■ WHAT YOU HAVE TO DO
Reproduce all entries precisely, down to the last character.

■ Stored dataset items
□ □ □ □ □ □ □
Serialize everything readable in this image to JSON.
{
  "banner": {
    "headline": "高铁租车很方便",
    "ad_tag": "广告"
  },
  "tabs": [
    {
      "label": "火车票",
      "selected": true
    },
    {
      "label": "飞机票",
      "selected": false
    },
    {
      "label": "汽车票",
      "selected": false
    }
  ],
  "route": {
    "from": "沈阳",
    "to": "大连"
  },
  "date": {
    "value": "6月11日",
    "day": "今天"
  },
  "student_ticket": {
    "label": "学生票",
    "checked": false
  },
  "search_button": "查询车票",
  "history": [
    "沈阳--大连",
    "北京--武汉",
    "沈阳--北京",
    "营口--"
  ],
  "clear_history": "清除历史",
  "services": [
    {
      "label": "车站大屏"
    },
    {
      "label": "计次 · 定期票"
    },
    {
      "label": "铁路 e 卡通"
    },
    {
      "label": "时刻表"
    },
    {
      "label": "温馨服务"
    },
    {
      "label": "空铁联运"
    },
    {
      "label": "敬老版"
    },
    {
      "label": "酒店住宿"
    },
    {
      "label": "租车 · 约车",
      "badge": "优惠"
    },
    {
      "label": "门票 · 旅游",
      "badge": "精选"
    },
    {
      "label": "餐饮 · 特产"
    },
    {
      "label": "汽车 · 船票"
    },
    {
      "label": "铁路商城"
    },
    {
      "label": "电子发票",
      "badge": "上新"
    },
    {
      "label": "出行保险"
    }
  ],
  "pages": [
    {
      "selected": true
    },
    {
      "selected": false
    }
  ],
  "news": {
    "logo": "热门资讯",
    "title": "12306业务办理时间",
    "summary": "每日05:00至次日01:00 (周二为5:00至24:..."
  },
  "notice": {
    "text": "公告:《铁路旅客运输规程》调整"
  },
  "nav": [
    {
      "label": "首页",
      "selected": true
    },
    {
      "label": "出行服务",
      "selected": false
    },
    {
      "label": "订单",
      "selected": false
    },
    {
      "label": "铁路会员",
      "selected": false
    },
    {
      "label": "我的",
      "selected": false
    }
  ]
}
□ □ □ □ □ □ □
■ COMPLETED TASK
Serialize everything readable in this image to JSON.
{
  "banner": {
    "headline": "高铁租车很方便",
    "ad_tag": "广告"
  },
  "tabs": [
    {
      "label": "火车票",
      "selected": true
    },
    {
      "label": "飞机票",
      "selected": false
    },
    {
      "label": "汽车票",
      "selected": false
    }
  ],
  "route": {
    "from": "沈阳",
    "to": "大连"
  },
  "date": {
    "value": "6月11日",
    "day": "今天"
  },
  "student_ticket": {
    "label": "学生票",
    "checked": false
  },
  "search_button": "查询车票",
  "history": [
    "沈阳--大连",
    "北京--武汉",
    "沈阳--北京",
    "营口--"
  ],
  "clear_history": "清除历史",
  "services": [
    {
      "label": "车站大屏"
    },
    {
      "label": "计次 · 定期票"
    },
    {
      "label": "铁路 e 卡通"
    },
    {
      "label": "时刻表"
    },
    {
      "label": "温馨服务"
    },
    {
      "label": "空铁联运"
    },
    {
      "label": "敬老版"
    },
    {
      "label": "酒店住宿"
    },
    {
      "label": "租车 · 约车",
      "badge": "优惠"
    },
    {
      "label": "门票 · 旅游",
      "badge": "精选"
    },
    {
      "label": "餐饮 · 特产"
    },
    {
      "label": "汽车 · 船票"
    },
    {
      "label": "铁路商城"
    },
    {
      "label": "电子发票",
      "badge": "上新"
    },
    {
      "label": "出行保险"
    }
  ],
  "pages": [
    {
      "selected": true
    },
    {
      "selected": false
    }
  ],
  "news": {
    "logo": "热门资讯",
    "title": "12306业务办理时间",
    "summary": "每日05:00至次日01:00 (周二为5:00至24:..."
  },
  "notice": {
    "text": "公告:《铁路旅客运输规程》调整"
  },
  "nav": [
    {
      "label": "首页",
      "selected": true
    },
    {
      "label": "出行服务",
      "selected": false
    },
    {
      "label": "订单",
      "selected": false
    },
    {
      "label": "铁路会员",
      "selected": false
    },
    {
      "label": "我的",
      "selected": false
    }
  ]
}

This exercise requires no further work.